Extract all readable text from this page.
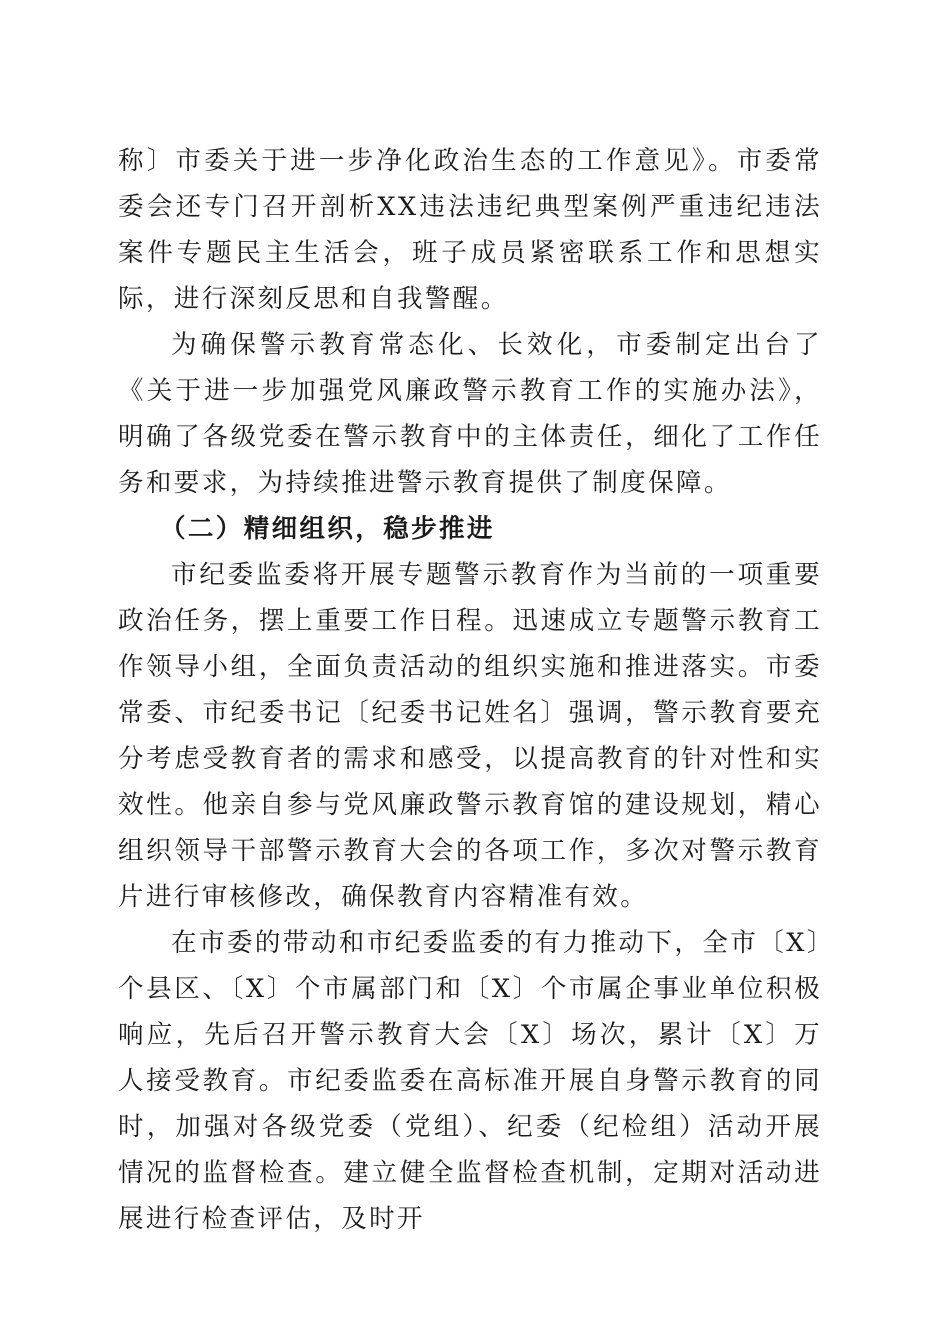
称〕市委关于进一步净化政治生态的工作意见》。市委常委会还专门召开剖析XX违法违纪典型案例严重违纪违法案件专题民主生活会，班子成员紧密联系工作和思想实际，进行深刻反思和自我警醒。

为确保警示教育常态化、长效化，市委制定出台了《关于进一步加强党风廉政警示教育工作的实施办法》，明确了各级党委在警示教育中的主体责任，细化了工作任务和要求，为持续推进警示教育提供了制度保障。

（二）精细组织，稳步推进

市纪委监委将开展专题警示教育作为当前的一项重要政治任务，摆上重要工作日程。迅速成立专题警示教育工作领导小组，全面负责活动的组织实施和推进落实。市委常委、市纪委书记〔纪委书记姓名〕强调，警示教育要充分考虑受教育者的需求和感受，以提高教育的针对性和实效性。他亲自参与党风廉政警示教育馆的建设规划，精心组织领导干部警示教育大会的各项工作，多次对警示教育片进行审核修改，确保教育内容精准有效。

在市委的带动和市纪委监委的有力推动下，全市〔X〕个县区、〔X〕个市属部门和〔X〕个市属企事业单位积极响应，先后召开警示教育大会〔X〕场次，累计〔X〕万人接受教育。市纪委监委在高标准开展自身警示教育的同时，加强对各级党委（党组）、纪委（纪检组）活动开展情况的监督检查。建立健全监督检查机制，定期对活动进展进行检查评估，及时开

•••••

• [Instructions to follow] Reproduce each entry precisely. Leave the pictures out.

• [Written response]
Extract all readable text from this page.
称〕市委关于进一步净化政治生态的工作意见》。市委常委会还专门召开剖析XX违法违纪典型案例严重违纪违法案件专题民主生活会，班子成员紧密联系工作和思想实际，进行深刻反思和自我警醒。

为确保警示教育常态化、长效化，市委制定出台了《关于进一步加强党风廉政警示教育工作的实施办法》，明确了各级党委在警示教育中的主体责任，细化了工作任务和要求，为持续推进警示教育提供了制度保障。

（二）精细组织，稳步推进

市纪委监委将开展专题警示教育作为当前的一项重要政治任务，摆上重要工作日程。迅速成立专题警示教育工作领导小组，全面负责活动的组织实施和推进落实。市委常委、市纪委书记〔纪委书记姓名〕强调，警示教育要充分考虑受教育者的需求和感受，以提高教育的针对性和实效性。他亲自参与党风廉政警示教育馆的建设规划，精心组织领导干部警示教育大会的各项工作，多次对警示教育片进行审核修改，确保教育内容精准有效。

在市委的带动和市纪委监委的有力推动下，全市〔X〕个县区、〔X〕个市属部门和〔X〕个市属企事业单位积极响应，先后召开警示教育大会〔X〕场次，累计〔X〕万人接受教育。市纪委监委在高标准开展自身警示教育的同时，加强对各级党委（党组）、纪委（纪检组）活动开展情况的监督检查。建立健全监督检查机制，定期对活动进展进行检查评估，及时开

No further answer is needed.